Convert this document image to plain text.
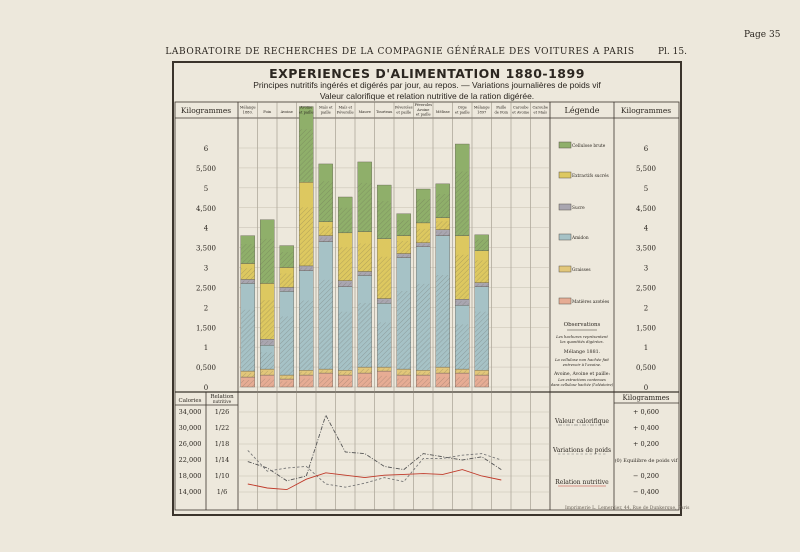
Page 35
LABORATOIRE DE RECHERCHES DE LA COMPAGNIE GÉNÉRALE DES VOITURES A PARIS	Pl. 15.
EXPERIENCES D'ALIMENTATION 1880-1899
Principes nutritifs ingérés et digérés par jour, au repos. — Variations journalières de poids vif
Valeur calorifique et relation nutritive de la ration digérée.
0	0
0,500	0,500
1	1
1,500	1,500
2	2
2,500	2,500
3	3
3,500	3,500
4	4
4,500	4,500
5	5
5,500	5,500
6	6
Kilogrammes	Kilogrammes
Légende
Mélange
1880.	Foin	Avoine
Avoine
et paille
Maïs et
paille
Maïs et
Féverolle Mauve Tourteau
Féveroles
et paille
Féveroles
Avoine
et paille
Mélisse
Orge
et paille
Mélange
1897
Paille
de Foin
Caroube
et Avoine
Caroube
et Maïs
Cellulose brute
Extractifs sucrés
Sucre
Amidon
Graisses
Matières azotées
Observations
Les hachures représentent
les quantités digérées.
Mélange 1881.
La cellulose non hachée fait
entrevoir à l'avoine.
Avoine, Avoine et paille:
Les extractions contenues
dans cellulose hachée (l'aléatoire)
Calories
Relation
nutritive	Kilogrammes
34,000 1/26	+ 0,600
30,000 1/22	+ 0,400
26,000 1/18	+ 0,200
22,000 1/14	(0) Equilibre de poids vif
18,000 1/10	− 0,200
14,000 1/6	− 0,400
Valeur calorifique
Variations de poids
Relation nutritive
Imprimerie L. Lemercier, 44, Rue de Dunkerque, Paris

┄┄┄┄┄┄

Omit the pictures, then quote the rest of the material above exactly.

Convert this document image to plain text.
Page 35
LABORATOIRE DE RECHERCHES DE LA COMPAGNIE GÉNÉRALE DES VOITURES A PARIS	Pl. 15.
EXPERIENCES D'ALIMENTATION 1880-1899
Principes nutritifs ingérés et digérés par jour, au repos. — Variations journalières de poids vif
Valeur calorifique et relation nutritive de la ration digérée.
0	0
0,500	0,500
1	1
1,500	1,500
2	2
2,500	2,500
3	3
3,500	3,500
4	4
4,500	4,500
5	5
5,500	5,500
6	6
Kilogrammes	Kilogrammes
Légende
Mélange
1880.	Foin	Avoine
Avoine
et paille
Maïs et
paille
Maïs et
Féverolle Mauve Tourteau
Féveroles
et paille
Féveroles
Avoine
et paille
Mélisse
Orge
et paille
Mélange
1897
Paille
de Foin
Caroube
et Avoine
Caroube
et Maïs
Cellulose brute
Extractifs sucrés
Sucre
Amidon
Graisses
Matières azotées
Observations
Les hachures représentent
les quantités digérées.
Mélange 1881.
La cellulose non hachée fait
entrevoir à l'avoine.
Avoine, Avoine et paille:
Les extractions contenues
dans cellulose hachée (l'aléatoire)
Calories
Relation
nutritive	Kilogrammes
34,000 1/26	+ 0,600
30,000 1/22	+ 0,400
26,000 1/18	+ 0,200
22,000 1/14	(0) Equilibre de poids vif
18,000 1/10	− 0,200
14,000 1/6	− 0,400
Valeur calorifique
Variations de poids
Relation nutritive
Imprimerie L. Lemercier, 44, Rue de Dunkerque, Paris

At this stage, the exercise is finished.